**Your goal**
Copy the material word for word, starting at its first line and ending with the line that contains "bar-2 <box>353 376 364 424</box>", including that line.

(Coordinate annotation material)
=-=-=-=-=

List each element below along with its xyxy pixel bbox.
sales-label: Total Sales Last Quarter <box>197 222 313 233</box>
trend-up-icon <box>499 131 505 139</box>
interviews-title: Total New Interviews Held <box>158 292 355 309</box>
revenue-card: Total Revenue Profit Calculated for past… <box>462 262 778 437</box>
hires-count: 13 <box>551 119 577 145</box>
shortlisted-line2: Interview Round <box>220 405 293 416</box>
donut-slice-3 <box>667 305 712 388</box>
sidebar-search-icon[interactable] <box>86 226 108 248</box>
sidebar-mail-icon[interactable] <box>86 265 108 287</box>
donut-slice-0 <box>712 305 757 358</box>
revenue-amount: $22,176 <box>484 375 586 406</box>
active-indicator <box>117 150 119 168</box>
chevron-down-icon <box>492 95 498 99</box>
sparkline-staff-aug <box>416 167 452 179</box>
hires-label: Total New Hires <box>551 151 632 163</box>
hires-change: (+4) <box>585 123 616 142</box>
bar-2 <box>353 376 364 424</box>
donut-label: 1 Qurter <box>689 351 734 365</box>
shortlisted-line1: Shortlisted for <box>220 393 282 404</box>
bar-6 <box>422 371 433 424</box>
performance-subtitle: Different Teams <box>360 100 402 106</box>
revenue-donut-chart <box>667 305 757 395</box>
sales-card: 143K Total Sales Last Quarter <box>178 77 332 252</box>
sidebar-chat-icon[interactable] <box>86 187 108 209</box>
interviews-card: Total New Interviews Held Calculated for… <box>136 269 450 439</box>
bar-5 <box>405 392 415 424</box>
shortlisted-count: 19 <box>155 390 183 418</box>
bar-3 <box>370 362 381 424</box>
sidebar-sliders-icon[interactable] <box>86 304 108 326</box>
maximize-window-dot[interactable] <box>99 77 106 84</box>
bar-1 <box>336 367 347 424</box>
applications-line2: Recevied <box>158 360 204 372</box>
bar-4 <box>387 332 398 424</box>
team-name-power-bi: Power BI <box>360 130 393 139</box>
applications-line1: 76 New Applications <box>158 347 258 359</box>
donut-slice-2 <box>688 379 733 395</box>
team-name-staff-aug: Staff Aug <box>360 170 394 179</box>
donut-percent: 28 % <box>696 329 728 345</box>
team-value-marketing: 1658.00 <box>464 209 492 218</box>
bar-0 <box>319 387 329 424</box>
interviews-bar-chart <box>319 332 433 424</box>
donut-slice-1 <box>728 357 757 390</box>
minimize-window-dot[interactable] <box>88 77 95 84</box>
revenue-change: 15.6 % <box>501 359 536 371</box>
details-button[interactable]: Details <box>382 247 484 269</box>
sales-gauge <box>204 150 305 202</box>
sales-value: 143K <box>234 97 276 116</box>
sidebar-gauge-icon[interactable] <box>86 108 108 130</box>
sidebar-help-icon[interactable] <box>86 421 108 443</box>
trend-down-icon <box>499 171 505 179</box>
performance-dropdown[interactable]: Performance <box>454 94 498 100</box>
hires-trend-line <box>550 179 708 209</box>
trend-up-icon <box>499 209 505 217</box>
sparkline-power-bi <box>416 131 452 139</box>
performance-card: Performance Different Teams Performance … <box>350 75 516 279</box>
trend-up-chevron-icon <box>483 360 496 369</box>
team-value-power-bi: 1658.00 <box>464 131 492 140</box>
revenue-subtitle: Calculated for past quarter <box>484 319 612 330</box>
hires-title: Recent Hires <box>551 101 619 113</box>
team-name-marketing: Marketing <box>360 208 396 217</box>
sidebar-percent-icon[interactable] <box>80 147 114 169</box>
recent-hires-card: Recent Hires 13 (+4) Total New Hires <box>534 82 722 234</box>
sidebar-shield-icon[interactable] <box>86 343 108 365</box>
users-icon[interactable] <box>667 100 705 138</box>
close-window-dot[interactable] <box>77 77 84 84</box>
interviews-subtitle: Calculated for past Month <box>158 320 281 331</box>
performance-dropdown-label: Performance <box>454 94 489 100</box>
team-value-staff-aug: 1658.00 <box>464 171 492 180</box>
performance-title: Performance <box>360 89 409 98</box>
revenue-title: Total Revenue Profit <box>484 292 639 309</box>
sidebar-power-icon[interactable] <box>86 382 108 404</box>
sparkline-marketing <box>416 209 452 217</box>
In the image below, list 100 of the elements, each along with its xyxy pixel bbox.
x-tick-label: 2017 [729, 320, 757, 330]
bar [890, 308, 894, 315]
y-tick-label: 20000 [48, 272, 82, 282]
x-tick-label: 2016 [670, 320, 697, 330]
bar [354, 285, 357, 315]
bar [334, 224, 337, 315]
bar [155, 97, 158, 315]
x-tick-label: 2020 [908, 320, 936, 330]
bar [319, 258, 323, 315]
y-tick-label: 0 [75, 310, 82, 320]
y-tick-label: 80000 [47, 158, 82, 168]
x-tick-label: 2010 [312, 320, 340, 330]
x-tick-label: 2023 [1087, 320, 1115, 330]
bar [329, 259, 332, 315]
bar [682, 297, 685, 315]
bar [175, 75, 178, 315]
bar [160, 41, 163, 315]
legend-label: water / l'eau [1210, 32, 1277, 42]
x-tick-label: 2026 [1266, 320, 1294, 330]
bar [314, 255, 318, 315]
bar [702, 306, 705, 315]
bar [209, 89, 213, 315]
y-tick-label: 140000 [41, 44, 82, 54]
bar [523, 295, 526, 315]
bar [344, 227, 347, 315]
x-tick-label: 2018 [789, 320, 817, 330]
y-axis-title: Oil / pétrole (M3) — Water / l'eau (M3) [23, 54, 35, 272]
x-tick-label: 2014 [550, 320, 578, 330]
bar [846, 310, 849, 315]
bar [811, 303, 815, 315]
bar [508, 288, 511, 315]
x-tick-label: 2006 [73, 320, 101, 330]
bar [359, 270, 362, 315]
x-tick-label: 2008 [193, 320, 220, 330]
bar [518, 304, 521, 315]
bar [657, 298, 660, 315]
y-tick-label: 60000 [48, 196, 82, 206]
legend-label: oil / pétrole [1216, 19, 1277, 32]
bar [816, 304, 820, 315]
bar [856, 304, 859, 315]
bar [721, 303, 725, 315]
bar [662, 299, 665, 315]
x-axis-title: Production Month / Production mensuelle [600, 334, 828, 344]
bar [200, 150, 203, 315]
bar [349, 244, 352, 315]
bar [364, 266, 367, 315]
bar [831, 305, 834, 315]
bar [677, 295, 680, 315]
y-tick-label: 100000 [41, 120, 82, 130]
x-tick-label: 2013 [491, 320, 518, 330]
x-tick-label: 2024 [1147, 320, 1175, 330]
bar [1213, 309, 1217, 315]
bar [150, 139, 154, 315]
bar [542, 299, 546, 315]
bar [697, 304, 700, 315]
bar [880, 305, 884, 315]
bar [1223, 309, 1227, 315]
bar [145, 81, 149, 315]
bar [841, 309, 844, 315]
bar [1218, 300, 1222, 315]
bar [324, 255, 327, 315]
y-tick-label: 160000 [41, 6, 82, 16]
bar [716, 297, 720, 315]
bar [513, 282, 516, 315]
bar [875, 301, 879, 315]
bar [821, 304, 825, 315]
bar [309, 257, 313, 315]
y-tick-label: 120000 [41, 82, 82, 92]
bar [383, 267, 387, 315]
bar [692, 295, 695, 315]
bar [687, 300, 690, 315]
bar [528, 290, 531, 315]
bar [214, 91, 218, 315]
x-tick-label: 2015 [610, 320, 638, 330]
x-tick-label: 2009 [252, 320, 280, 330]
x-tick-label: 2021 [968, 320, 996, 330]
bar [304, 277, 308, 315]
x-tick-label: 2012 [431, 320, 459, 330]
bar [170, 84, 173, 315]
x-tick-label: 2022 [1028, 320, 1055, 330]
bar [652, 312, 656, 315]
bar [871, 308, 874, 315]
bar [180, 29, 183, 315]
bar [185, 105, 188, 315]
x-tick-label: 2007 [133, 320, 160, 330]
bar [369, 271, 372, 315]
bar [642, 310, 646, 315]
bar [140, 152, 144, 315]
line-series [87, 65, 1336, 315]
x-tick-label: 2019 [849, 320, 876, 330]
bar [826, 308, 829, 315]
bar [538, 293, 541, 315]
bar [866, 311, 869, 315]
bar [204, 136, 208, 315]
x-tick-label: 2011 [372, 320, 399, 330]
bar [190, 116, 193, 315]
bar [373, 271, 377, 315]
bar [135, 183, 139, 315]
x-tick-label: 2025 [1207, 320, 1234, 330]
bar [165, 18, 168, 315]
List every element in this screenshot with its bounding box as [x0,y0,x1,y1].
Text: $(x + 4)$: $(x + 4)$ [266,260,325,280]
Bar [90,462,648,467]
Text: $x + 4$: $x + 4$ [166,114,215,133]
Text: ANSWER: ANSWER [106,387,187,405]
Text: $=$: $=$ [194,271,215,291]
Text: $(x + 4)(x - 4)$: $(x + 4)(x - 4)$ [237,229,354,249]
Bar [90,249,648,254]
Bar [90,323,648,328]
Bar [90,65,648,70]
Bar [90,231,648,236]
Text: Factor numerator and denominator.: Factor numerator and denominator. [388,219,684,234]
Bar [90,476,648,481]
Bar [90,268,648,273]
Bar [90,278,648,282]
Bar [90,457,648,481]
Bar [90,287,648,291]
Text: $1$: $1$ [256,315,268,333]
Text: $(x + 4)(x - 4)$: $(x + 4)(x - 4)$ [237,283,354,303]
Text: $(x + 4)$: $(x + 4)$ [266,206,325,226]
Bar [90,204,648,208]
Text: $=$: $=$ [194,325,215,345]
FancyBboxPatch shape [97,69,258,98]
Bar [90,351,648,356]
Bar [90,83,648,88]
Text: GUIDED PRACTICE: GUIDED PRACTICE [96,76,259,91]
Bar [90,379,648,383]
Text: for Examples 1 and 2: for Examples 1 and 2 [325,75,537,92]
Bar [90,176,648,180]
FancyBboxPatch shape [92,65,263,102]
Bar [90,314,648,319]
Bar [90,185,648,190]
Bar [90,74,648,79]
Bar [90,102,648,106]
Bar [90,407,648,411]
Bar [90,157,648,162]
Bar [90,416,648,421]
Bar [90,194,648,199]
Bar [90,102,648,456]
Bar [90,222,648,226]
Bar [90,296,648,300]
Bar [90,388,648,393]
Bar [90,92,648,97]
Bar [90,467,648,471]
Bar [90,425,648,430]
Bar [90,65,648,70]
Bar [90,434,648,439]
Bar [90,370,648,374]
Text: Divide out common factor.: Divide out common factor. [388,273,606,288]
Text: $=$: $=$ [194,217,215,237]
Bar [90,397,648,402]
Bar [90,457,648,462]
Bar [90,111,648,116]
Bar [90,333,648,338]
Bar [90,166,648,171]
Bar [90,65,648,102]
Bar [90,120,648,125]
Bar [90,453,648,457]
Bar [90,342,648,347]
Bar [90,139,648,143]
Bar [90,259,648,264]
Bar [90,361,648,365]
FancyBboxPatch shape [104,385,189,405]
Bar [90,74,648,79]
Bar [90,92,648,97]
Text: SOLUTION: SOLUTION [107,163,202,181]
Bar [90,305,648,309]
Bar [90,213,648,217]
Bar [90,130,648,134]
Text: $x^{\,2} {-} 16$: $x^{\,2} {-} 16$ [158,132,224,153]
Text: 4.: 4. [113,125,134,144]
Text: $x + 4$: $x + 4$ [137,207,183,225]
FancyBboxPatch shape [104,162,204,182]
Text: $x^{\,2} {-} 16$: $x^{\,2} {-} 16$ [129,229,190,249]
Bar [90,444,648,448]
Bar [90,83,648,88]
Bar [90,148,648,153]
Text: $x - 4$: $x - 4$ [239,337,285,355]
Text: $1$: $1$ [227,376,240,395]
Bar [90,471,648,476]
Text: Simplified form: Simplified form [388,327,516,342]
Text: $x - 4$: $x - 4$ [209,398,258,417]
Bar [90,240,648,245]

=-=-=-=-=

**Expected output**
List each element below along with its xyxy pixel bbox.
sales-label: Total Sales Last Quarter <box>197 222 313 233</box>
trend-up-icon <box>499 131 505 139</box>
interviews-title: Total New Interviews Held <box>158 292 355 309</box>
revenue-card: Total Revenue Profit Calculated for past… <box>462 262 778 437</box>
hires-count: 13 <box>551 119 577 145</box>
shortlisted-line2: Interview Round <box>220 405 293 416</box>
donut-slice-3 <box>667 305 712 388</box>
sidebar-search-icon[interactable] <box>86 226 108 248</box>
sidebar-mail-icon[interactable] <box>86 265 108 287</box>
donut-slice-0 <box>712 305 757 358</box>
revenue-amount: $22,176 <box>484 375 586 406</box>
active-indicator <box>117 150 119 168</box>
chevron-down-icon <box>492 95 498 99</box>
sparkline-staff-aug <box>416 167 452 179</box>
hires-label: Total New Hires <box>551 151 632 163</box>
hires-change: (+4) <box>585 123 616 142</box>
bar-2 <box>353 376 364 424</box>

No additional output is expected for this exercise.